**Stated problem**
Repeat the data verbatim.

**Extracted material**
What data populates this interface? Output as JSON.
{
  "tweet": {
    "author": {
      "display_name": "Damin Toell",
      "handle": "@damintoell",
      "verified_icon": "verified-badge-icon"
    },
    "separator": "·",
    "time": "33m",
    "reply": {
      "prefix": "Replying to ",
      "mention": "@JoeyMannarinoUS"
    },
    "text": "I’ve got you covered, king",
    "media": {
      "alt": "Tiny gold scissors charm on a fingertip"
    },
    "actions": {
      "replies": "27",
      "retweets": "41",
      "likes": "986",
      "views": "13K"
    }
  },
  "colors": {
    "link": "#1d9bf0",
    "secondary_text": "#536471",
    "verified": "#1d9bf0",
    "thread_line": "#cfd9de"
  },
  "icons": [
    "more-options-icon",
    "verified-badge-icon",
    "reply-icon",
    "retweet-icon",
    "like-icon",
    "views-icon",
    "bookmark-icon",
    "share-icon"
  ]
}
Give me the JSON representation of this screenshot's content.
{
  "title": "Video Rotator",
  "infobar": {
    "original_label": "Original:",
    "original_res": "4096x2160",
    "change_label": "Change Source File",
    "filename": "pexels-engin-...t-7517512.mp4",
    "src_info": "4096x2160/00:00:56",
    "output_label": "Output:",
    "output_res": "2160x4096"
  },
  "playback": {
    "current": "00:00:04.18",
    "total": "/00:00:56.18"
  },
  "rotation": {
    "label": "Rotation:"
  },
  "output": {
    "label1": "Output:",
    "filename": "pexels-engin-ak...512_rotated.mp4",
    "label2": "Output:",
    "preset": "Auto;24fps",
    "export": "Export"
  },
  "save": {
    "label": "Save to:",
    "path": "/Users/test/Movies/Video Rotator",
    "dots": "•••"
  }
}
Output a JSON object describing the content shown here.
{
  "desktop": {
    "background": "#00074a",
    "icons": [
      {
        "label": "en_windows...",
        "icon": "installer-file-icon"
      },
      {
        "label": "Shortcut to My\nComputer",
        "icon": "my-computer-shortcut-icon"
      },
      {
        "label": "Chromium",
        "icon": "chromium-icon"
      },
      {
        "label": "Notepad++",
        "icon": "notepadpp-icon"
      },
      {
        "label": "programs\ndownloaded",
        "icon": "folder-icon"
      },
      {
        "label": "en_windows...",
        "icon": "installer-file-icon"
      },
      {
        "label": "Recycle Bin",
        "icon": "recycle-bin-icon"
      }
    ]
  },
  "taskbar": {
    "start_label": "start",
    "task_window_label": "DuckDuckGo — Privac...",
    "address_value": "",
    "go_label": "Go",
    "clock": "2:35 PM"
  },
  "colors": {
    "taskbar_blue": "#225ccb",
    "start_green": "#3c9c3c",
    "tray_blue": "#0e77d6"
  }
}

**The answer**
What data populates this interface? Output as JSON.
{
  "tweet": {
    "author": {
      "display_name": "Damin Toell",
      "handle": "@damintoell",
      "verified_icon": "verified-badge-icon"
    },
    "separator": "·",
    "time": "33m",
    "reply": {
      "prefix": "Replying to ",
      "mention": "@JoeyMannarinoUS"
    },
    "text": "I’ve got you covered, king",
    "media": {
      "alt": "Tiny gold scissors charm on a fingertip"
    },
    "actions": {
      "replies": "27",
      "retweets": "41",
      "likes": "986",
      "views": "13K"
    }
  },
  "colors": {
    "link": "#1d9bf0",
    "secondary_text": "#536471",
    "verified": "#1d9bf0",
    "thread_line": "#cfd9de"
  },
  "icons": [
    "more-options-icon",
    "verified-badge-icon",
    "reply-icon",
    "retweet-icon",
    "like-icon",
    "views-icon",
    "bookmark-icon",
    "share-icon"
  ]
}
Give me the JSON representation of this screenshot's content.
{
  "title": "Video Rotator",
  "infobar": {
    "original_label": "Original:",
    "original_res": "4096x2160",
    "change_label": "Change Source File",
    "filename": "pexels-engin-...t-7517512.mp4",
    "src_info": "4096x2160/00:00:56",
    "output_label": "Output:",
    "output_res": "2160x4096"
  },
  "playback": {
    "current": "00:00:04.18",
    "total": "/00:00:56.18"
  },
  "rotation": {
    "label": "Rotation:"
  },
  "output": {
    "label1": "Output:",
    "filename": "pexels-engin-ak...512_rotated.mp4",
    "label2": "Output:",
    "preset": "Auto;24fps",
    "export": "Export"
  },
  "save": {
    "label": "Save to:",
    "path": "/Users/test/Movies/Video Rotator",
    "dots": "•••"
  }
}
Output a JSON object describing the content shown here.
{
  "desktop": {
    "background": "#00074a",
    "icons": [
      {
        "label": "en_windows...",
        "icon": "installer-file-icon"
      },
      {
        "label": "Shortcut to My\nComputer",
        "icon": "my-computer-shortcut-icon"
      },
      {
        "label": "Chromium",
        "icon": "chromium-icon"
      },
      {
        "label": "Notepad++",
        "icon": "notepadpp-icon"
      },
      {
        "label": "programs\ndownloaded",
        "icon": "folder-icon"
      },
      {
        "label": "en_windows...",
        "icon": "installer-file-icon"
      },
      {
        "label": "Recycle Bin",
        "icon": "recycle-bin-icon"
      }
    ]
  },
  "taskbar": {
    "start_label": "start",
    "task_window_label": "DuckDuckGo — Privac...",
    "address_value": "",
    "go_label": "Go",
    "clock": "2:35 PM"
  },
  "colors": {
    "taskbar_blue": "#225ccb",
    "start_green": "#3c9c3c",
    "tray_blue": "#0e77d6"
  }
}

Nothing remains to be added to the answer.